*** Opening of PAGE TEXT ***
Marg, have you considered just telling your husband that you both have moved to whatever LTC facility you move him to, instead of telling him that he has to move to a facility? I told my husband (as we entered his room for the first time) that we'd both moved and he accepted the move better knowing that "this is where we now live; your room is here and mine's down there". Of course, "down there" was never clarified and I never offered to take him to my room. If he had asked to see it, I'd tell him some fiblet like "they are painting the room now" or "they are cleaning the carpet today" and distract him with a snack or something. When I left him, I always told him "well, I have to go to work for a while" and NEVER said the word "home" again. I never tried to reason with my DH at this stage, I just said whatever would help to calm him down. His sense of contentment and safety is my entire focus.
I didn't stay away from him until he adjusted; because his adjustment took a few months. I visited almost every day, but I'd just walk into the room (no purse or coat) so that it seemed I'd just been out of the room for a while. I'd join him in the afternoon's activities and then stay with him until they sat down to dinner. Then I'd say "I have to go to work" (I worked at that time but "I have to run a few errands" also works).
I hope these ideas help you. This is a terribly painful time and I wish you the best of luck.
Marg I do have one question - you say he is in respite: how much rest have you gotten? Seems you are there every day all day doing much of the same thing you did when he was at home.
As for LTC you answered your own question in your first post: He should have been in LTC about a year and a half ago
Fiona 68 - You deserve the award for 'Getting It.' You don't use logic, you don't explain, you don't let them make decisions, you are in charge. It's all about keeping life as calm as possible and understanding their reality--which is no longer the same as yours. Good for you!
*** Close of PAGE TEXT ***
*** Opening of RECORDS SHOWN ***
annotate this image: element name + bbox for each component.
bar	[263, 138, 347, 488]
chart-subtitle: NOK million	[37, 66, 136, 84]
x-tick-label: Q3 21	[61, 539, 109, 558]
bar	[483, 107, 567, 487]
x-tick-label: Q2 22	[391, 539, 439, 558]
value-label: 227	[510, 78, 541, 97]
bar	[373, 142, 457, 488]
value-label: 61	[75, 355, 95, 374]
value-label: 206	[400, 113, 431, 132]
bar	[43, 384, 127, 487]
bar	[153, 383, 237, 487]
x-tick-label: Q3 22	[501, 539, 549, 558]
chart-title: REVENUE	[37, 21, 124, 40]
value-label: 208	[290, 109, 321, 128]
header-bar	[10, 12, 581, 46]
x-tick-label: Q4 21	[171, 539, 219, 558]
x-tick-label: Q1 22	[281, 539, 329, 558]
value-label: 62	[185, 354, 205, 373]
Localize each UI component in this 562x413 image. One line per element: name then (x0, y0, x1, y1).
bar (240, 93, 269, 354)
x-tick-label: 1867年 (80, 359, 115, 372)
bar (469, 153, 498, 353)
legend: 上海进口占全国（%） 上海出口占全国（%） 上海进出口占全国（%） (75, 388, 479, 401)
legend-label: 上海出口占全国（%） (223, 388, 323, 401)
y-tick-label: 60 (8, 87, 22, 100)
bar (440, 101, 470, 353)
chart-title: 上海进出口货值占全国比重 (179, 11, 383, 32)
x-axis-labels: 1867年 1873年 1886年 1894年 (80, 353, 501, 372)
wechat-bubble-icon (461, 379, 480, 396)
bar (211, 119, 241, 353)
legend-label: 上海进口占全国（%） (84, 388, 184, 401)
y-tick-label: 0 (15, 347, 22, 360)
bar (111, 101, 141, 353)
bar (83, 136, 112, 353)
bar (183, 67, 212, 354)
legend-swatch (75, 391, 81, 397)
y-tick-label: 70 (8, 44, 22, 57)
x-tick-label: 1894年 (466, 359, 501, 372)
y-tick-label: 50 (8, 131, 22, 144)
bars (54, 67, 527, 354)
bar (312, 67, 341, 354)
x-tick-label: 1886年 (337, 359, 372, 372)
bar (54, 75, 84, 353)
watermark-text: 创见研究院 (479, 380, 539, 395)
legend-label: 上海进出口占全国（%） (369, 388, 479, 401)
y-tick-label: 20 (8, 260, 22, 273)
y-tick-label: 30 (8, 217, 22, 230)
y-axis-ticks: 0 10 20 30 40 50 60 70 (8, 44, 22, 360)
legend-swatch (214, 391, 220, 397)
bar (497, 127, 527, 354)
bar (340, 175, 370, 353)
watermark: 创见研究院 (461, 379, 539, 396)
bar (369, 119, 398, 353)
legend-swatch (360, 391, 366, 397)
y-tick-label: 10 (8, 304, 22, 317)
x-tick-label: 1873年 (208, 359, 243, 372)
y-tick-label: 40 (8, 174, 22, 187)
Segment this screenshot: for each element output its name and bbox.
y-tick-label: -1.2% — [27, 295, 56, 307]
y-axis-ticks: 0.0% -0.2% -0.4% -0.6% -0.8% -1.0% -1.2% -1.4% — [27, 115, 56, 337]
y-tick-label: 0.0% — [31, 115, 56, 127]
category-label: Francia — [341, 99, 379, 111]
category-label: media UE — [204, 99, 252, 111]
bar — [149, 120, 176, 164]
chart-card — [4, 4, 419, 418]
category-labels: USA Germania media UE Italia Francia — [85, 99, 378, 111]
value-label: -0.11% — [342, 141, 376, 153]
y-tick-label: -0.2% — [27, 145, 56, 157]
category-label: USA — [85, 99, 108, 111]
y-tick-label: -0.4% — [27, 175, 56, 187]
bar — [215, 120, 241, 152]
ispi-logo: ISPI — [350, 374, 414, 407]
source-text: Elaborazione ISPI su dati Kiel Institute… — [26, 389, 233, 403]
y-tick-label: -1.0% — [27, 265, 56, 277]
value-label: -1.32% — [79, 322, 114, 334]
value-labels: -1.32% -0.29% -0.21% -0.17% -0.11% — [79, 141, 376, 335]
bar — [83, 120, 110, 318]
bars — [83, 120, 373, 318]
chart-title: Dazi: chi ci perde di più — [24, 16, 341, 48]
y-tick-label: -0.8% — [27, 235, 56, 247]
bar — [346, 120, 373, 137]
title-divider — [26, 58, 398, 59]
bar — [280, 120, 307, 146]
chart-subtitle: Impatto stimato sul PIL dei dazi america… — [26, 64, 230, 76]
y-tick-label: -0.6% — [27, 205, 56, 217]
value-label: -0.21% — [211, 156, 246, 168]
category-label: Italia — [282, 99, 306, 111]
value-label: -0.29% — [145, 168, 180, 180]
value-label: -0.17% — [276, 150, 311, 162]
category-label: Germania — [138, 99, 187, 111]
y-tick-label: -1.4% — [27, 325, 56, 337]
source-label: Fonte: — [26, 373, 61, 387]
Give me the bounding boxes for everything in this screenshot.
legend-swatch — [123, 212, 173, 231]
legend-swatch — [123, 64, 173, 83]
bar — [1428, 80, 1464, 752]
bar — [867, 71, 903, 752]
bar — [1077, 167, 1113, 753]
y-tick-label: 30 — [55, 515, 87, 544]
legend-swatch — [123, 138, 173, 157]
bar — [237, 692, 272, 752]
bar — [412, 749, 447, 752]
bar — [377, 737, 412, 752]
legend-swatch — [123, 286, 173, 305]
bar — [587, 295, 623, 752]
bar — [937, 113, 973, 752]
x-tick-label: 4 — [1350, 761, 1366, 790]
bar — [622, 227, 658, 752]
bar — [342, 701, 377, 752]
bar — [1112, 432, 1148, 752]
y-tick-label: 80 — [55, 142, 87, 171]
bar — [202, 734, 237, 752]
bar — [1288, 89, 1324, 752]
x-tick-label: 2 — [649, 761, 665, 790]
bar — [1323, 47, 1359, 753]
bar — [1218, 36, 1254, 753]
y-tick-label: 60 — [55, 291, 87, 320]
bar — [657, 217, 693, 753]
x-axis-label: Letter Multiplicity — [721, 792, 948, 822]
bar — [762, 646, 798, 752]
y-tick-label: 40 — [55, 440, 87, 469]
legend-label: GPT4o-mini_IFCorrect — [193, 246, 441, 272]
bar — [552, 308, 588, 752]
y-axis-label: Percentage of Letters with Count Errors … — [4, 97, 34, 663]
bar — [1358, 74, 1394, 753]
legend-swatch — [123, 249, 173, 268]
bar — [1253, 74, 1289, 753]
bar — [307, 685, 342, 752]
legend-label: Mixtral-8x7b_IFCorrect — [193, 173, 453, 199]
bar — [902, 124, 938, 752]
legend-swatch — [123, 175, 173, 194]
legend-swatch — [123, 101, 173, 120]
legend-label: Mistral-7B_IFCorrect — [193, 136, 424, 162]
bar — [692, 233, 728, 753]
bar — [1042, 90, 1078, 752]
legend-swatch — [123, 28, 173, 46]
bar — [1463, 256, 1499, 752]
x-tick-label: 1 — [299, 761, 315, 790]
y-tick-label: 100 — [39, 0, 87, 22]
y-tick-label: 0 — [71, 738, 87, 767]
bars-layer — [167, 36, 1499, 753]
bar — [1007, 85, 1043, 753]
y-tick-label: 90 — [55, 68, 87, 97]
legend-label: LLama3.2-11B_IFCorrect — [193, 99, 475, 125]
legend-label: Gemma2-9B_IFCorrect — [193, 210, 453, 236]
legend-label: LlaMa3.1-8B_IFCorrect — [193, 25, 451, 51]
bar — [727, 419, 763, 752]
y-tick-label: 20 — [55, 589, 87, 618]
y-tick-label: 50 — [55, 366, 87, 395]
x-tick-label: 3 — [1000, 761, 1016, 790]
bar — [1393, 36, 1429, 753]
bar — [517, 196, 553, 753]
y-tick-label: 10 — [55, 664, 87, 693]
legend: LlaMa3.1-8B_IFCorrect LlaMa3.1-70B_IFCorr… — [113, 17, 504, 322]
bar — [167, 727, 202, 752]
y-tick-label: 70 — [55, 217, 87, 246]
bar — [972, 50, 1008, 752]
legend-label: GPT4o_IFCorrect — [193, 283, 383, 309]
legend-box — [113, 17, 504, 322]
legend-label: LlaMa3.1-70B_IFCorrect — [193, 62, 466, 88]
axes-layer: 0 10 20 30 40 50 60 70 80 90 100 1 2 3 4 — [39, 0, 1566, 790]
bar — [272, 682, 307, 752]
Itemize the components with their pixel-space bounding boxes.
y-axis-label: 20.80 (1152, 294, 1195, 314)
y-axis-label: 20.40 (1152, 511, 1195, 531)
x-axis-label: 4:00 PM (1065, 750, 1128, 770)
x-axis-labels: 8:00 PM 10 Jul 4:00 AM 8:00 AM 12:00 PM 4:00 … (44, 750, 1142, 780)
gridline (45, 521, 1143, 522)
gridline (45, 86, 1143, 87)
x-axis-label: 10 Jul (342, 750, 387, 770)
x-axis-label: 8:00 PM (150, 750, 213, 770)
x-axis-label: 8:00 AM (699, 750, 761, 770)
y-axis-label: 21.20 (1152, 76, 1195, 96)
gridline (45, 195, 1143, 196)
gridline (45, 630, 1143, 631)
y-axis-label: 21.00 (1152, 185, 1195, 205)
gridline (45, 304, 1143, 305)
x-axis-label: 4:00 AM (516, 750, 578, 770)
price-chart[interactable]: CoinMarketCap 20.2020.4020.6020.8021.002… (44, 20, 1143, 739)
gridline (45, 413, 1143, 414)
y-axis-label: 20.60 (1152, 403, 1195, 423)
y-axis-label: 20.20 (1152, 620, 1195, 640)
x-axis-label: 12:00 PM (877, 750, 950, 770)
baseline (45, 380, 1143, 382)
*** Close of RECORDS SHOWN ***
§ SET OF TASKS
**A)** Using the forum thread about moving a husband into long-term care, decide whether each statement agrees with it: (i) the writer visited her husband almost every day; (ii) the writer stayed away from her husband until he adjusted; (iii) the writer offered to take her husband to see her room. Answer yes or no for each and quote the deciding words.
**B)** From the forum thread about moving a husband into long-term care, list every excuse the first writer gives or suggests for not showing her room or for leaving.
**C)** Write the next post in the forum thread about moving a husband into long-term care, following the last post shown.

§ ANSWER SET
**A)**
(i) Yes: "I visited almost every day"
(ii) No: "I didn't stay away from him until he adjusted"
(iii) No: "I never offered to take him to my room"

**B)**
- "they are painting the room now"
- "they are cleaning the carpet today"
- "I have to go to work" (also given as "well, I have to go to work for a while")
- "I have to run a few errands"

**C)**
Bettyhere - thank you, thank you - what you have said will be my mantra going forward. Am just a few weeks from placing my EOAD husband and am dreading it as he will not go willingly, even though it is probably past time. Fortunately, I have the support of my children but am still fearing the emotional upheaval for both of us that lies ahead. However, as so many on here have said in the past, as caregivers we have to look out for ourselves and for my sanity I need this placement and just have to hope the adjustment doesn't take too long.
Charlotte, you are right – it is supposed to be respite for me, but just having him in a LTC is a huge step for us. It seems that a bed will become available here within a few months. If I can keep him calm until he settles in and feels safe, then I can back off a bit, and start taking time for me. At least now I don’t lift him or toilet him or cook – my time is spent keeping him calm, taking him for walks in the wheelchair and making him feel cared for. It makes him contented.
Fiona68, I love your suggestions - because of my age he knows I don’t work, but I can tell him (and have done so often) that I have a ton of work to do (housework, paperwork, etc.) Now I will just pick one of those jobs, and tell him I have to go and get it done before things get out of hand. He IS trying to help me – the other day he said I should leave early to get the bus and get home safely – today when we ate, I fed him first, and he kept saying that I should eat my dinner before it got cold … he told me that without me he would be finished - little things, but they mean he thinks of me and cares.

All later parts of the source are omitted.